▶ _EXERCISE INSTRUCTIONS_
Give the number of lines in the data that hold the string "accidents". Nothing else is needed.

▶ _PROVIDED MATERIAL_
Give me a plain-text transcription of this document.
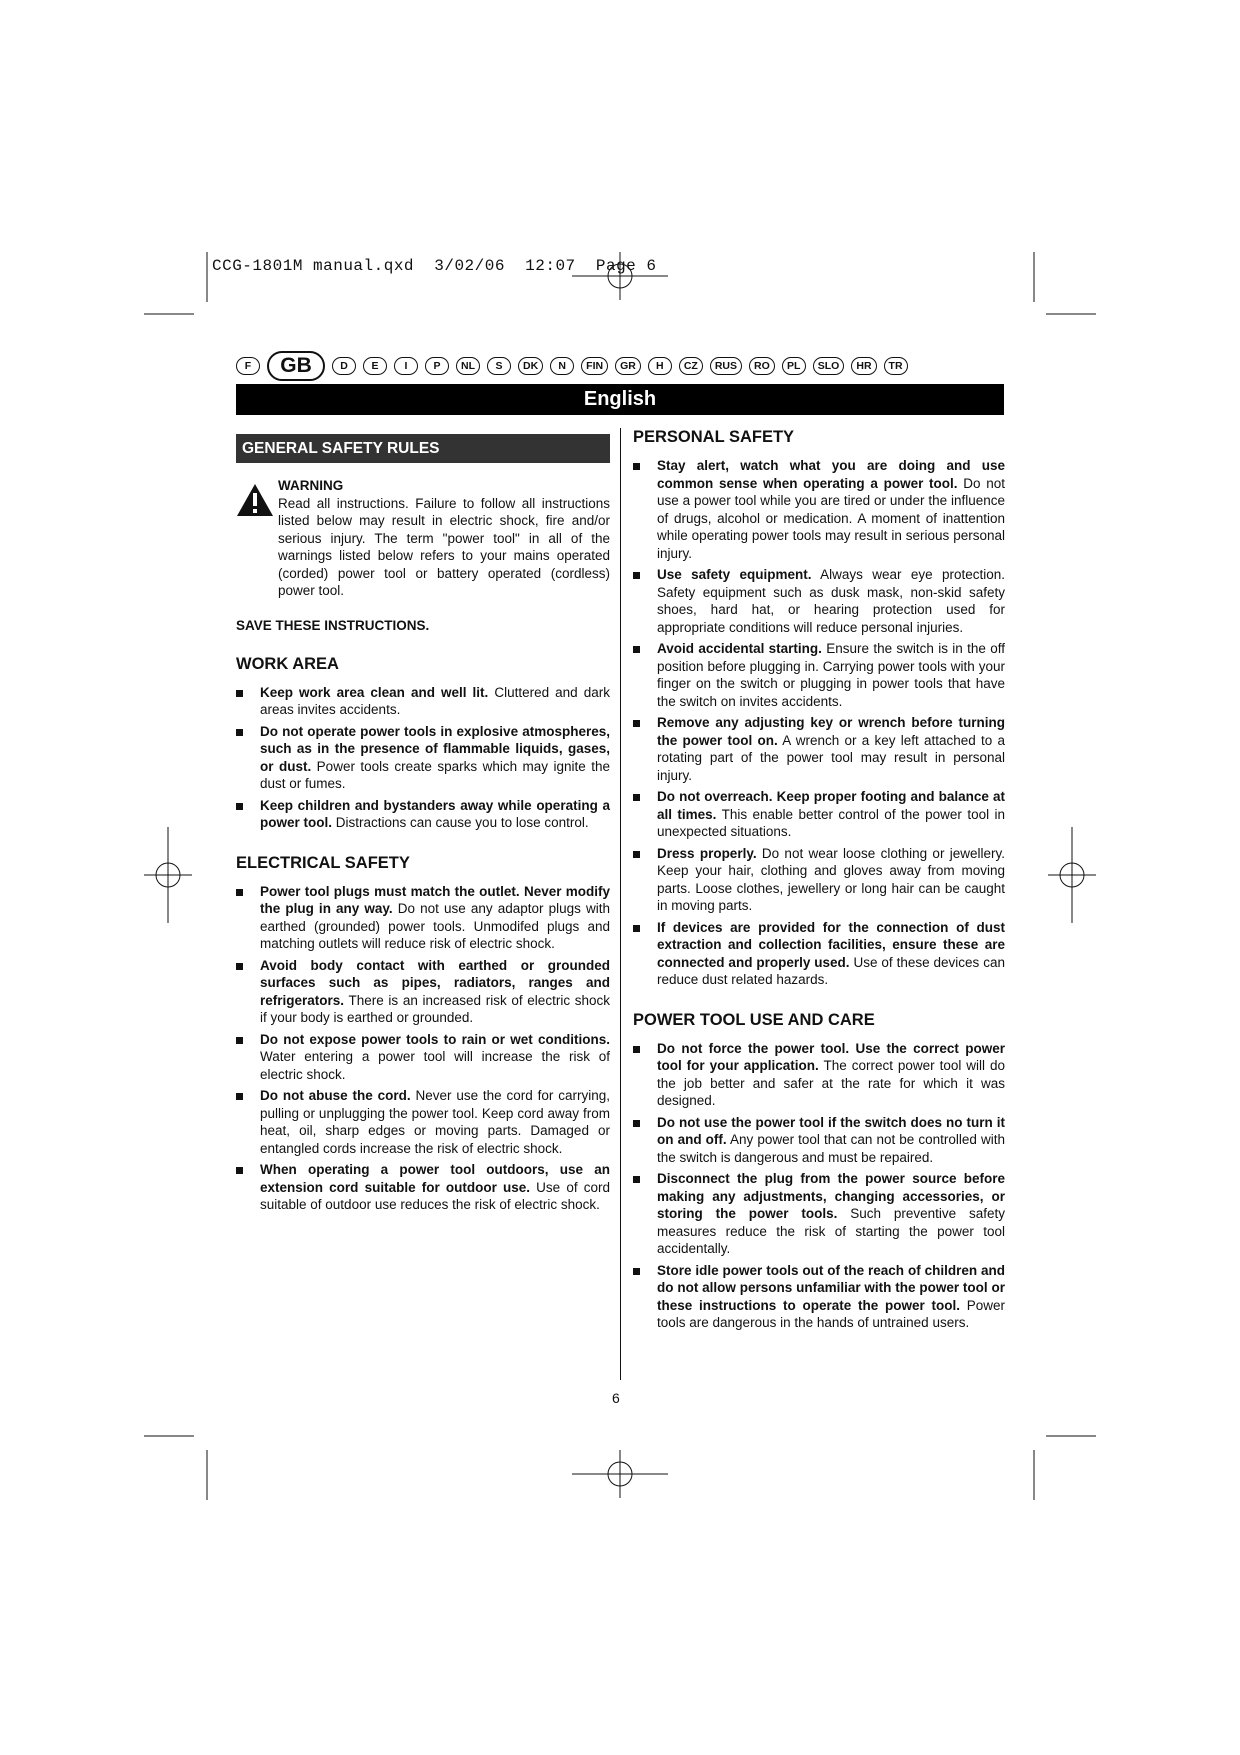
CCG-1801M manual.qxd  3/02/06  12:07  Page 6
F	GB	D	E	I	P	NL	S	DK	N	FIN	GR	H	CZ	RUS	RO	PL	SLO	HR	TR
English
GENERAL SAFETY RULES
WARNING
Read all instructions. Failure to follow all instructions listed below may result in electric shock, fire and/or serious injury. The term "power tool" in all of the warnings listed below refers to your mains operated (corded) power tool or battery operated (cordless) power tool.
SAVE THESE INSTRUCTIONS.
WORK AREA
Keep work area clean and well lit. Cluttered and dark areas invites accidents.
Do not operate power tools in explosive atmospheres, such as in the presence of flammable liquids, gases, or dust. Power tools create sparks which may ignite the dust or fumes.
Keep children and bystanders away while operating a power tool. Distractions can cause you to lose control.
ELECTRICAL SAFETY
Power tool plugs must match the outlet. Never modify the plug in any way. Do not use any adaptor plugs with earthed (grounded) power tools. Unmodifed plugs and matching outlets will reduce risk of electric shock.
Avoid body contact with earthed or grounded surfaces such as pipes, radiators, ranges and refrigerators. There is an increased risk of electric shock if your body is earthed or grounded.
Do not expose power tools to rain or wet conditions. Water entering a power tool will increase the risk of electric shock.
Do not abuse the cord. Never use the cord for carrying, pulling or unplugging the power tool. Keep cord away from heat, oil, sharp edges or moving parts. Damaged or entangled cords increase the risk of electric shock.
When operating a power tool outdoors, use an extension cord suitable for outdoor use. Use of cord suitable of outdoor use reduces the risk of electric shock.
PERSONAL SAFETY
Stay alert, watch what you are doing and use common sense when operating a power tool. Do not use a power tool while you are tired or under the influence of drugs, alcohol or medication. A moment of inattention while operating power tools may result in serious personal injury.
Use safety equipment. Always wear eye protection. Safety equipment such as dusk mask, non-skid safety shoes, hard hat, or hearing protection used for appropriate conditions will reduce personal injuries.
Avoid accidental starting. Ensure the switch is in the off position before plugging in. Carrying power tools with your finger on the switch or plugging in power tools that have the switch on invites accidents.
Remove any adjusting key or wrench before turning the power tool on. A wrench or a key left attached to a rotating part of the power tool may result in personal injury.
Do not overreach. Keep proper footing and balance at all times. This enable better control of the power tool in unexpected situations.
Dress properly. Do not wear loose clothing or jewellery. Keep your hair, clothing and gloves away from moving parts. Loose clothes, jewellery or long hair can be caught in moving parts.
If devices are provided for the connection of dust extraction and collection facilities, ensure these are connected and properly used. Use of these devices can reduce dust related hazards.
POWER TOOL USE AND CARE
Do not force the power tool. Use the correct power tool for your application. The correct power tool will do the job better and safer at the rate for which it was designed.
Do not use the power tool if the switch does no turn it on and off. Any power tool that can not be controlled with the switch is dangerous and must be repaired.
Disconnect the plug from the power source before making any adjustments, changing accessories, or storing the power tools. Such preventive safety measures reduce the risk of starting the power tool accidentally.
Store idle power tools out of the reach of children and do not allow persons unfamiliar with the power tool or these instructions to operate the power tool. Power tools are dangerous in the hands of untrained users.
6
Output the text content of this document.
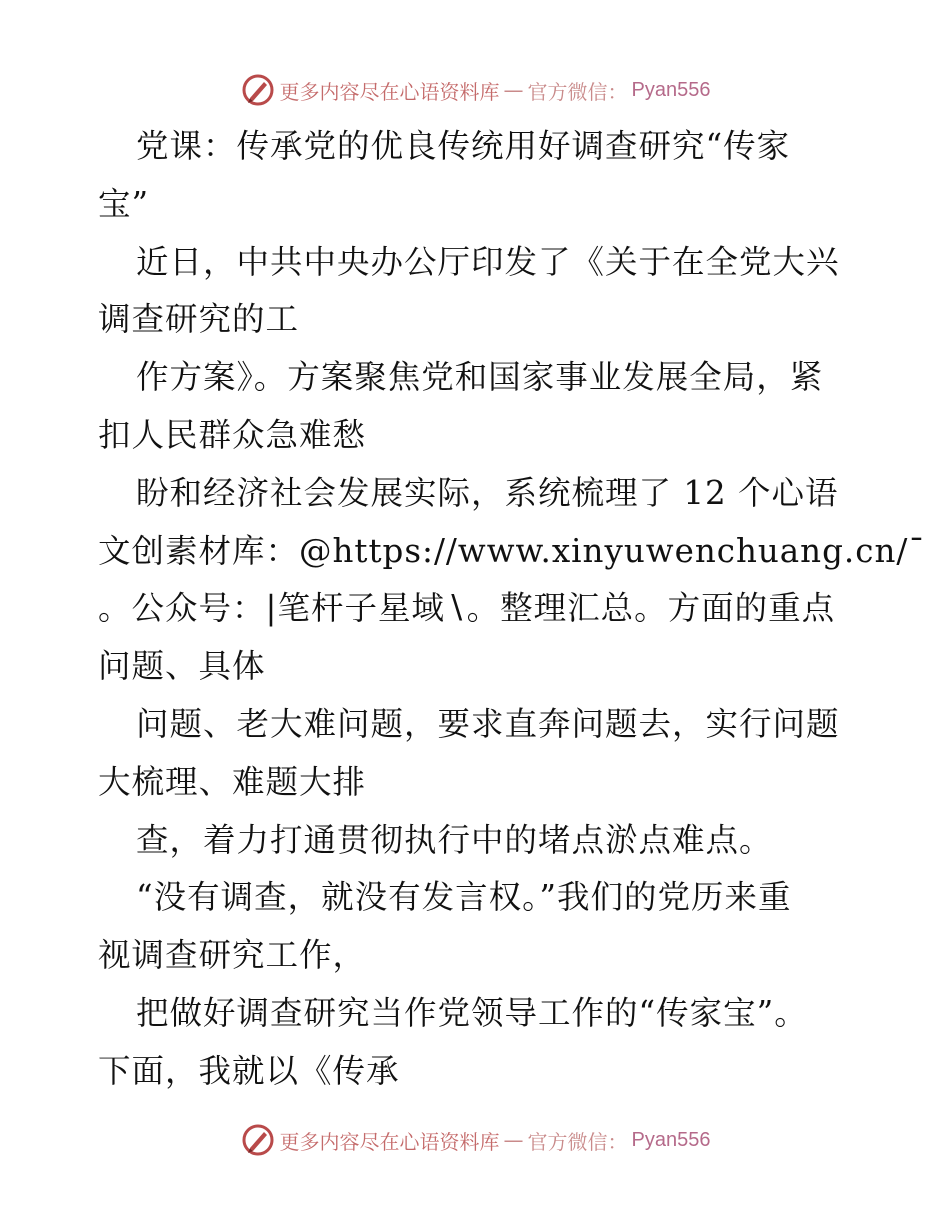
更多内容尽在心语资料库 — 官方微信： Pyan556
党课：传承党的优良传统用好调查研究“传家
宝”
近日，中共中央办公厅印发了《关于在全党大兴
调查研究的工
作方案》。方案聚焦党和国家事业发展全局，紧
扣人民群众急难愁
盼和经济社会发展实际，系统梳理了 12 个心语
文创素材库：@https://www.xinyuwenchuang.cn/¯
。公众号：|笔杆子星域∖。整理汇总。方面的重点
问题、具体
问题、老大难问题，要求直奔问题去，实行问题
大梳理、难题大排
查，着力打通贯彻执行中的堵点淤点难点。
“没有调查，就没有发言权。”我们的党历来重
视调查研究工作，
把做好调查研究当作党领导工作的“传家宝”。
下面，我就以《传承
更多内容尽在心语资料库 — 官方微信： Pyan556
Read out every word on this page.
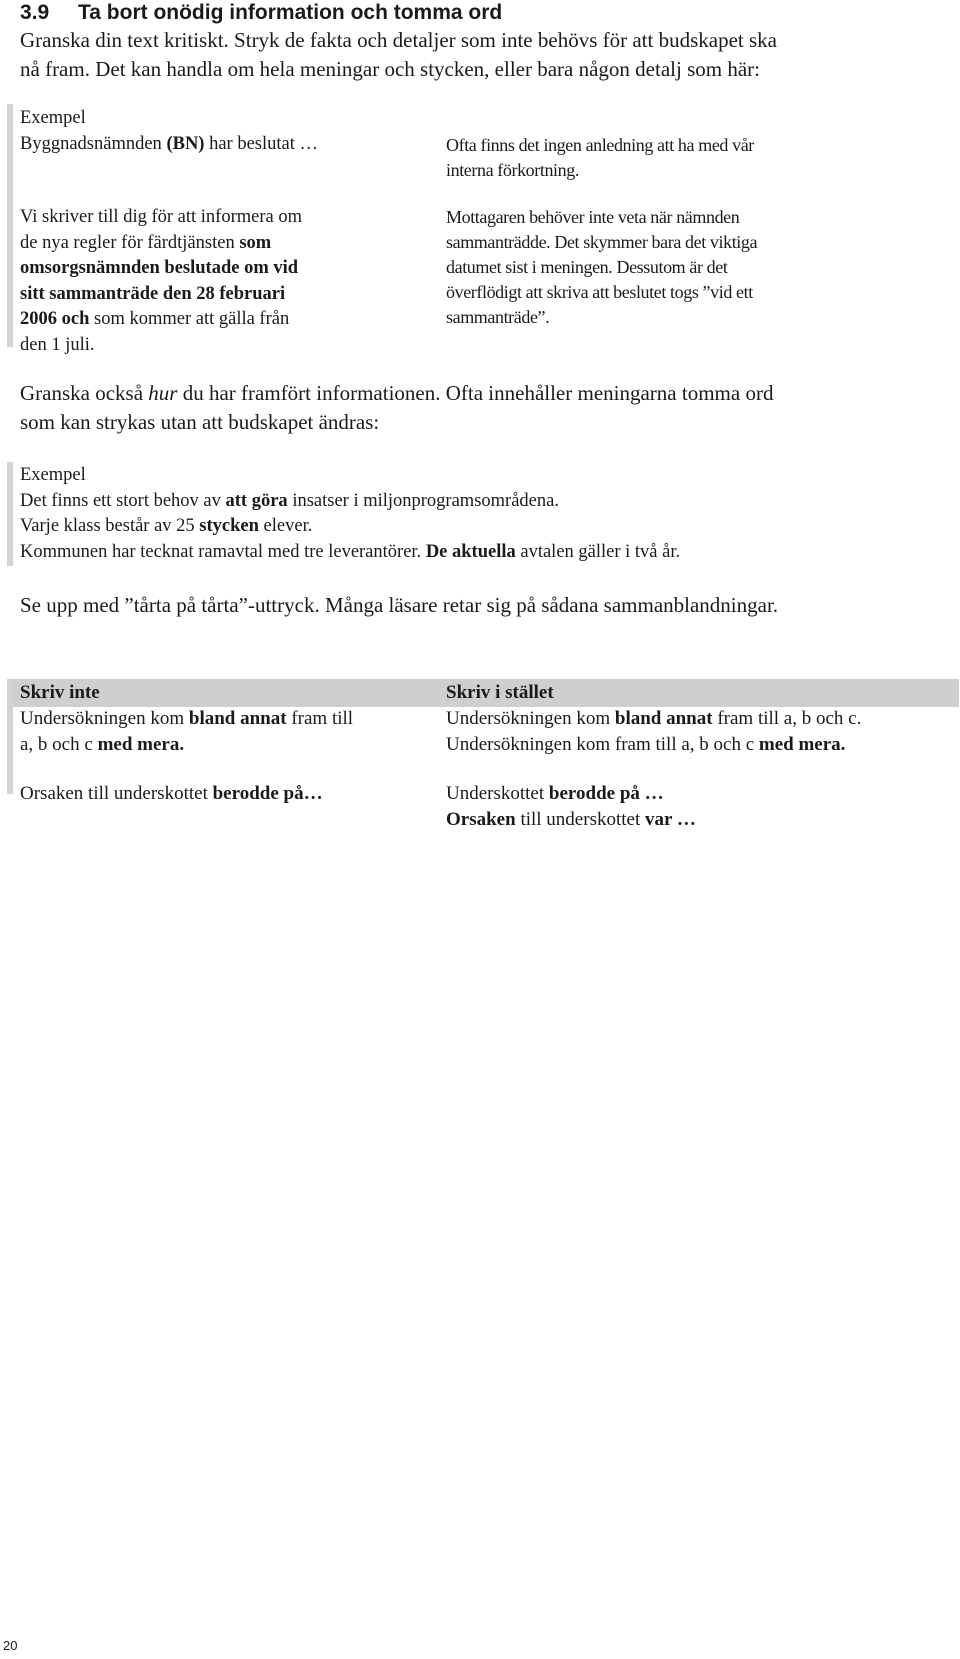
3.9 Ta bort onödig information och tomma ord
Granska din text kritiskt. Stryk de fakta och detaljer som inte behövs för att budskapet ska
nå fram. Det kan handla om hela meningar och stycken, eller bara någon detalj som här:
Exempel
Byggnadsnämnden (BN) har beslutat …	Ofta finns det ingen anledning att ha med vår
interna förkortning.
Vi skriver till dig för att informera om
de nya regler för färdtjänsten som
omsorgsnämnden beslutade om vid
sitt sammanträde den 28 februari
2006 och som kommer att gälla från
den 1 juli.
Mottagaren behöver inte veta när nämnden
sammanträdde. Det skymmer bara det viktiga
datumet sist i meningen. Dessutom är det
överflödigt att skriva att beslutet togs ”vid ett
sammanträde”.
Granska också hur du har framfört informationen. Ofta innehåller meningarna tomma ord
som kan strykas utan att budskapet ändras:
Exempel
Det finns ett stort behov av att göra insatser i miljonprogramsområdena.
Varje klass består av 25 stycken elever.
Kommunen har tecknat ramavtal med tre leverantörer. De aktuella avtalen gäller i två år.
Se upp med ”tårta på tårta”-uttryck. Många läsare retar sig på sådana sammanblandningar.
Skriv inte	Skriv i stället
Undersökningen kom bland annat fram till
a, b och c med mera.
Orsaken till underskottet berodde på…
Undersökningen kom bland annat fram till a, b och c.
Undersökningen kom fram till a, b och c med mera.
Underskottet berodde på …
Orsaken till underskottet var …
20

▶ _EXERCISE ANSWER_
2